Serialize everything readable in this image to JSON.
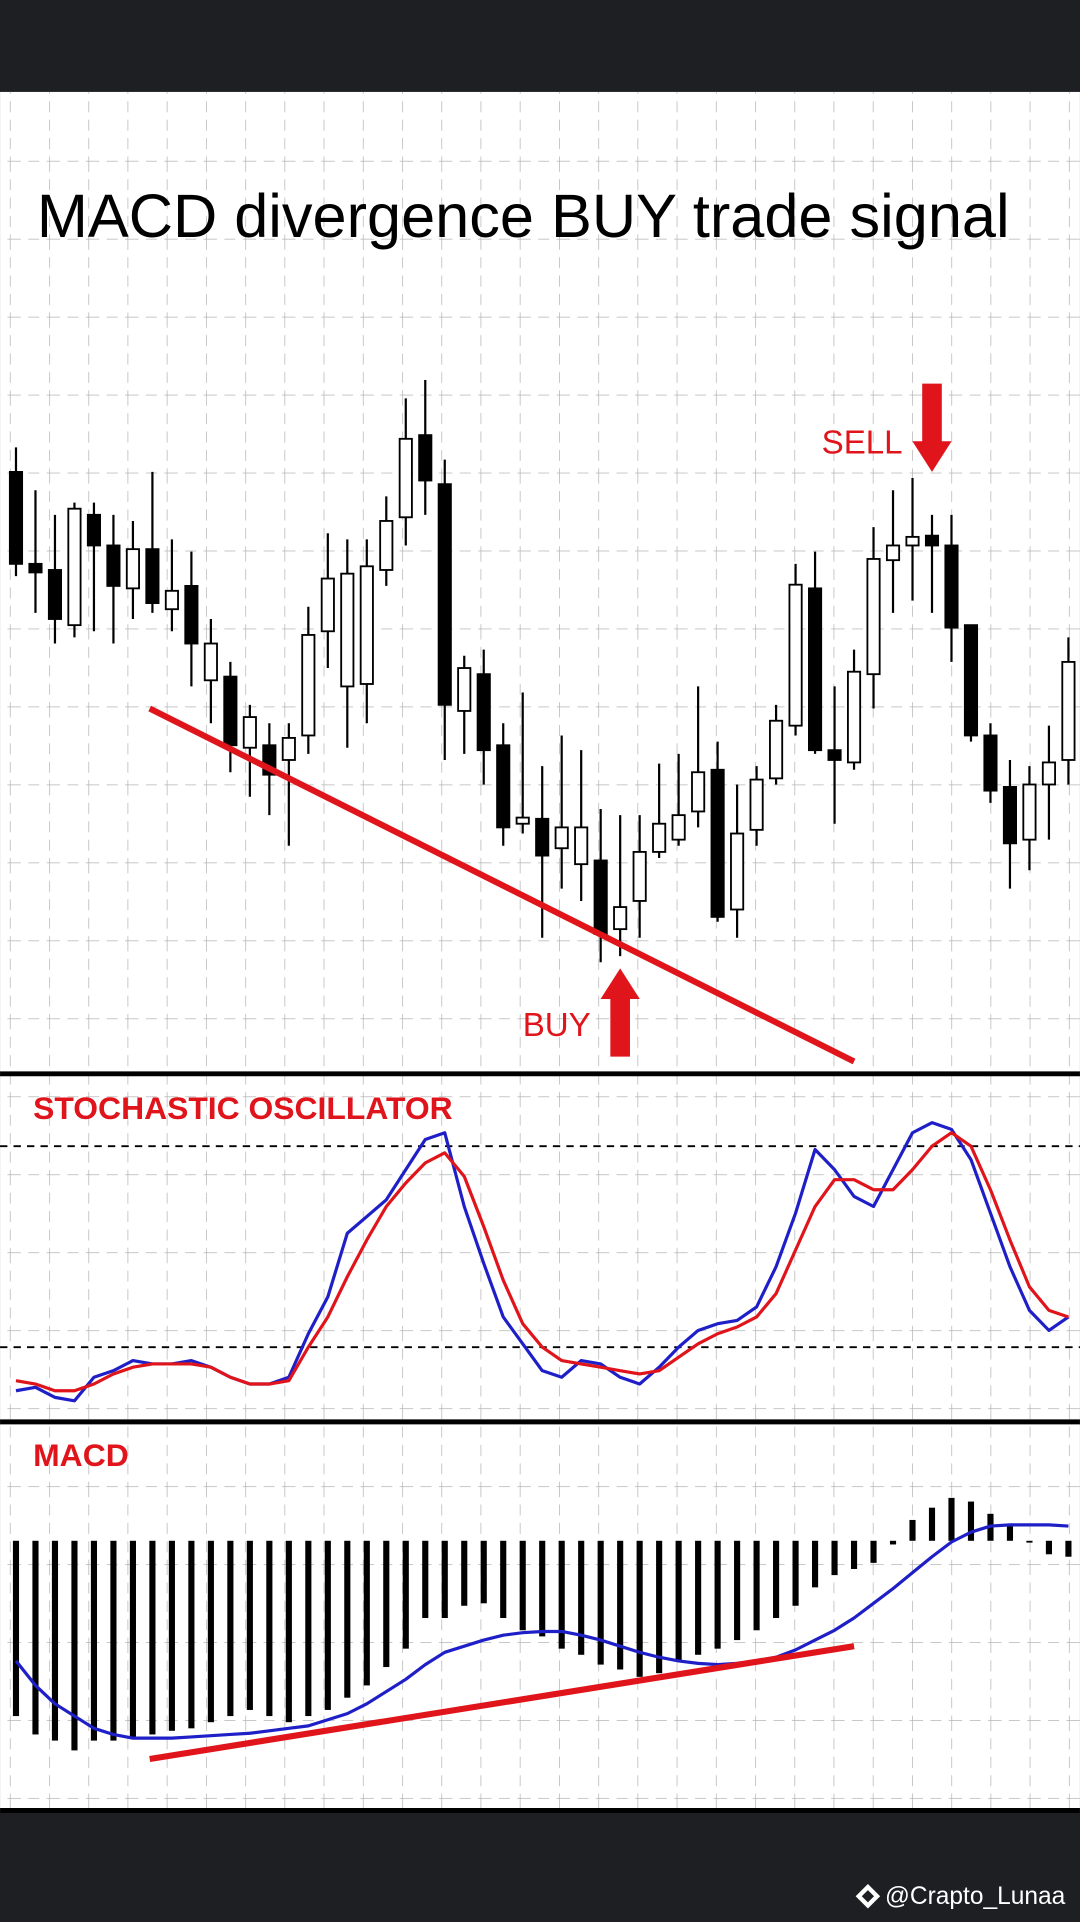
{
  "title": "MACD divergence BUY trade signal",
  "watermark": "@Crapto_Lunaa",
  "chart_data": [
    {
      "type": "candlestick",
      "open": [
        495,
        420,
        415,
        370,
        460,
        435,
        400,
        432,
        383,
        402,
        325,
        328,
        270,
        272,
        260,
        280,
        365,
        320,
        322,
        415,
        458,
        525,
        485,
        300,
        330,
        272,
        208,
        212,
        188,
        175,
        178,
        122,
        145,
        185,
        195,
        218,
        252,
        138,
        203,
        245,
        288,
        400,
        268,
        258,
        330,
        423,
        435,
        443,
        435,
        370,
        280,
        238,
        195,
        240,
        260
      ],
      "high": [
        515,
        480,
        460,
        470,
        470,
        460,
        455,
        495,
        440,
        430,
        375,
        340,
        305,
        290,
        290,
        385,
        445,
        440,
        440,
        475,
        555,
        570,
        505,
        345,
        350,
        290,
        315,
        255,
        280,
        268,
        220,
        215,
        215,
        257,
        265,
        320,
        275,
        240,
        255,
        305,
        420,
        430,
        320,
        350,
        450,
        480,
        490,
        460,
        460,
        370,
        290,
        260,
        255,
        288,
        360
      ],
      "low": [
        410,
        380,
        355,
        360,
        365,
        355,
        375,
        380,
        365,
        320,
        290,
        250,
        230,
        215,
        190,
        265,
        335,
        270,
        290,
        402,
        435,
        460,
        260,
        265,
        240,
        190,
        200,
        115,
        155,
        145,
        95,
        100,
        115,
        180,
        190,
        205,
        128,
        115,
        190,
        240,
        280,
        265,
        208,
        252,
        302,
        380,
        390,
        380,
        340,
        275,
        225,
        155,
        170,
        195,
        240
      ],
      "close": [
        420,
        413,
        375,
        465,
        435,
        402,
        432,
        388,
        398,
        355,
        355,
        272,
        295,
        248,
        278,
        362,
        408,
        412,
        418,
        455,
        522,
        488,
        305,
        335,
        268,
        205,
        213,
        182,
        205,
        205,
        118,
        140,
        185,
        208,
        215,
        250,
        132,
        200,
        244,
        292,
        403,
        268,
        260,
        332,
        424,
        435,
        442,
        435,
        368,
        280,
        235,
        192,
        240,
        258,
        340
      ],
      "ylim": [
        5,
        805
      ],
      "up_color": "#ffffff",
      "down_color": "#000000",
      "line_color": "#e0141b",
      "trendline": {
        "x": [
          6.86,
          43
        ],
        "y": [
          302,
          14
        ]
      },
      "annotations": [
        {
          "text": "SELL",
          "x": 47,
          "y": 495,
          "direction": "down"
        },
        {
          "text": "BUY",
          "x": 31,
          "y": 90,
          "direction": "up"
        }
      ]
    },
    {
      "type": "line",
      "title": "STOCHASTIC OSCILLATOR",
      "ylim": [
        0,
        100
      ],
      "levels": [
        20,
        80
      ],
      "series": [
        {
          "color": "#1f1fc8",
          "values": [
            7,
            8,
            5,
            4,
            11,
            13,
            16,
            15,
            15,
            16,
            14,
            11,
            9,
            9,
            11,
            24,
            35,
            54,
            59,
            64,
            73,
            82,
            84,
            62,
            45,
            29,
            21,
            13,
            11,
            16,
            15,
            11,
            9,
            14,
            20,
            25,
            27,
            28,
            32,
            44,
            60,
            79,
            73,
            65,
            62,
            73,
            84,
            87,
            85,
            76,
            60,
            44,
            31,
            25,
            29
          ]
        },
        {
          "color": "#e0141b",
          "values": [
            10,
            9,
            7,
            7,
            9,
            12,
            14,
            15,
            15,
            15,
            14,
            11,
            9,
            9,
            10,
            20,
            29,
            41,
            52,
            62,
            69,
            75,
            78,
            71,
            56,
            40,
            27,
            20,
            16,
            15,
            14,
            13,
            12,
            13,
            17,
            21,
            24,
            26,
            29,
            36,
            49,
            62,
            70,
            70,
            67,
            67,
            73,
            80,
            84,
            80,
            67,
            52,
            38,
            31,
            29
          ]
        }
      ]
    },
    {
      "type": "macd",
      "title": "MACD",
      "ylim": [
        -2.1,
        1.0
      ],
      "histogram": {
        "color": "#000000",
        "values": [
          -1.43,
          -1.58,
          -1.63,
          -1.71,
          -1.63,
          -1.63,
          -1.61,
          -1.58,
          -1.55,
          -1.53,
          -1.48,
          -1.43,
          -1.38,
          -1.43,
          -1.48,
          -1.43,
          -1.38,
          -1.28,
          -1.18,
          -1.03,
          -0.88,
          -0.63,
          -0.63,
          -0.53,
          -0.51,
          -0.63,
          -0.73,
          -0.78,
          -0.88,
          -0.93,
          -1.01,
          -1.05,
          -1.11,
          -1.08,
          -0.98,
          -0.93,
          -0.88,
          -0.81,
          -0.73,
          -0.63,
          -0.53,
          -0.38,
          -0.28,
          -0.23,
          -0.18,
          -0.03,
          0.17,
          0.27,
          0.35,
          0.32,
          0.22,
          0.12,
          -0.01,
          -0.11,
          -0.13
        ]
      },
      "signal": {
        "color": "#1f1fc8",
        "values": [
          -0.98,
          -1.18,
          -1.33,
          -1.43,
          -1.53,
          -1.58,
          -1.61,
          -1.61,
          -1.61,
          -1.6,
          -1.59,
          -1.58,
          -1.57,
          -1.55,
          -1.53,
          -1.51,
          -1.46,
          -1.41,
          -1.33,
          -1.23,
          -1.13,
          -1.01,
          -0.91,
          -0.86,
          -0.81,
          -0.77,
          -0.75,
          -0.74,
          -0.74,
          -0.77,
          -0.81,
          -0.86,
          -0.91,
          -0.95,
          -0.98,
          -1.0,
          -1.01,
          -1.0,
          -0.98,
          -0.95,
          -0.89,
          -0.81,
          -0.73,
          -0.63,
          -0.51,
          -0.39,
          -0.26,
          -0.13,
          -0.01,
          0.07,
          0.12,
          0.13,
          0.13,
          0.13,
          0.12
        ]
      },
      "trendline": {
        "color": "#e0141b",
        "x": [
          6.86,
          43
        ],
        "y": [
          -1.78,
          -0.86
        ]
      }
    }
  ]
}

→ WHAT IS BEING ASKED: All preceding records should be duplicated verbatim, images excepted.

→ COMPLETED EXERCISE:
Serialize everything readable in this image to JSON.
{
  "title": "MACD divergence BUY trade signal",
  "watermark": "@Crapto_Lunaa",
  "chart_data": [
    {
      "type": "candlestick",
      "open": [
        495,
        420,
        415,
        370,
        460,
        435,
        400,
        432,
        383,
        402,
        325,
        328,
        270,
        272,
        260,
        280,
        365,
        320,
        322,
        415,
        458,
        525,
        485,
        300,
        330,
        272,
        208,
        212,
        188,
        175,
        178,
        122,
        145,
        185,
        195,
        218,
        252,
        138,
        203,
        245,
        288,
        400,
        268,
        258,
        330,
        423,
        435,
        443,
        435,
        370,
        280,
        238,
        195,
        240,
        260
      ],
      "high": [
        515,
        480,
        460,
        470,
        470,
        460,
        455,
        495,
        440,
        430,
        375,
        340,
        305,
        290,
        290,
        385,
        445,
        440,
        440,
        475,
        555,
        570,
        505,
        345,
        350,
        290,
        315,
        255,
        280,
        268,
        220,
        215,
        215,
        257,
        265,
        320,
        275,
        240,
        255,
        305,
        420,
        430,
        320,
        350,
        450,
        480,
        490,
        460,
        460,
        370,
        290,
        260,
        255,
        288,
        360
      ],
      "low": [
        410,
        380,
        355,
        360,
        365,
        355,
        375,
        380,
        365,
        320,
        290,
        250,
        230,
        215,
        190,
        265,
        335,
        270,
        290,
        402,
        435,
        460,
        260,
        265,
        240,
        190,
        200,
        115,
        155,
        145,
        95,
        100,
        115,
        180,
        190,
        205,
        128,
        115,
        190,
        240,
        280,
        265,
        208,
        252,
        302,
        380,
        390,
        380,
        340,
        275,
        225,
        155,
        170,
        195,
        240
      ],
      "close": [
        420,
        413,
        375,
        465,
        435,
        402,
        432,
        388,
        398,
        355,
        355,
        272,
        295,
        248,
        278,
        362,
        408,
        412,
        418,
        455,
        522,
        488,
        305,
        335,
        268,
        205,
        213,
        182,
        205,
        205,
        118,
        140,
        185,
        208,
        215,
        250,
        132,
        200,
        244,
        292,
        403,
        268,
        260,
        332,
        424,
        435,
        442,
        435,
        368,
        280,
        235,
        192,
        240,
        258,
        340
      ],
      "ylim": [
        5,
        805
      ],
      "up_color": "#ffffff",
      "down_color": "#000000",
      "line_color": "#e0141b",
      "trendline": {
        "x": [
          6.86,
          43
        ],
        "y": [
          302,
          14
        ]
      },
      "annotations": [
        {
          "text": "SELL",
          "x": 47,
          "y": 495,
          "direction": "down"
        },
        {
          "text": "BUY",
          "x": 31,
          "y": 90,
          "direction": "up"
        }
      ]
    },
    {
      "type": "line",
      "title": "STOCHASTIC OSCILLATOR",
      "ylim": [
        0,
        100
      ],
      "levels": [
        20,
        80
      ],
      "series": [
        {
          "color": "#1f1fc8",
          "values": [
            7,
            8,
            5,
            4,
            11,
            13,
            16,
            15,
            15,
            16,
            14,
            11,
            9,
            9,
            11,
            24,
            35,
            54,
            59,
            64,
            73,
            82,
            84,
            62,
            45,
            29,
            21,
            13,
            11,
            16,
            15,
            11,
            9,
            14,
            20,
            25,
            27,
            28,
            32,
            44,
            60,
            79,
            73,
            65,
            62,
            73,
            84,
            87,
            85,
            76,
            60,
            44,
            31,
            25,
            29
          ]
        },
        {
          "color": "#e0141b",
          "values": [
            10,
            9,
            7,
            7,
            9,
            12,
            14,
            15,
            15,
            15,
            14,
            11,
            9,
            9,
            10,
            20,
            29,
            41,
            52,
            62,
            69,
            75,
            78,
            71,
            56,
            40,
            27,
            20,
            16,
            15,
            14,
            13,
            12,
            13,
            17,
            21,
            24,
            26,
            29,
            36,
            49,
            62,
            70,
            70,
            67,
            67,
            73,
            80,
            84,
            80,
            67,
            52,
            38,
            31,
            29
          ]
        }
      ]
    },
    {
      "type": "macd",
      "title": "MACD",
      "ylim": [
        -2.1,
        1.0
      ],
      "histogram": {
        "color": "#000000",
        "values": [
          -1.43,
          -1.58,
          -1.63,
          -1.71,
          -1.63,
          -1.63,
          -1.61,
          -1.58,
          -1.55,
          -1.53,
          -1.48,
          -1.43,
          -1.38,
          -1.43,
          -1.48,
          -1.43,
          -1.38,
          -1.28,
          -1.18,
          -1.03,
          -0.88,
          -0.63,
          -0.63,
          -0.53,
          -0.51,
          -0.63,
          -0.73,
          -0.78,
          -0.88,
          -0.93,
          -1.01,
          -1.05,
          -1.11,
          -1.08,
          -0.98,
          -0.93,
          -0.88,
          -0.81,
          -0.73,
          -0.63,
          -0.53,
          -0.38,
          -0.28,
          -0.23,
          -0.18,
          -0.03,
          0.17,
          0.27,
          0.35,
          0.32,
          0.22,
          0.12,
          -0.01,
          -0.11,
          -0.13
        ]
      },
      "signal": {
        "color": "#1f1fc8",
        "values": [
          -0.98,
          -1.18,
          -1.33,
          -1.43,
          -1.53,
          -1.58,
          -1.61,
          -1.61,
          -1.61,
          -1.6,
          -1.59,
          -1.58,
          -1.57,
          -1.55,
          -1.53,
          -1.51,
          -1.46,
          -1.41,
          -1.33,
          -1.23,
          -1.13,
          -1.01,
          -0.91,
          -0.86,
          -0.81,
          -0.77,
          -0.75,
          -0.74,
          -0.74,
          -0.77,
          -0.81,
          -0.86,
          -0.91,
          -0.95,
          -0.98,
          -1.0,
          -1.01,
          -1.0,
          -0.98,
          -0.95,
          -0.89,
          -0.81,
          -0.73,
          -0.63,
          -0.51,
          -0.39,
          -0.26,
          -0.13,
          -0.01,
          0.07,
          0.12,
          0.13,
          0.13,
          0.13,
          0.12
        ]
      },
      "trendline": {
        "color": "#e0141b",
        "x": [
          6.86,
          43
        ],
        "y": [
          -1.78,
          -0.86
        ]
      }
    }
  ]
}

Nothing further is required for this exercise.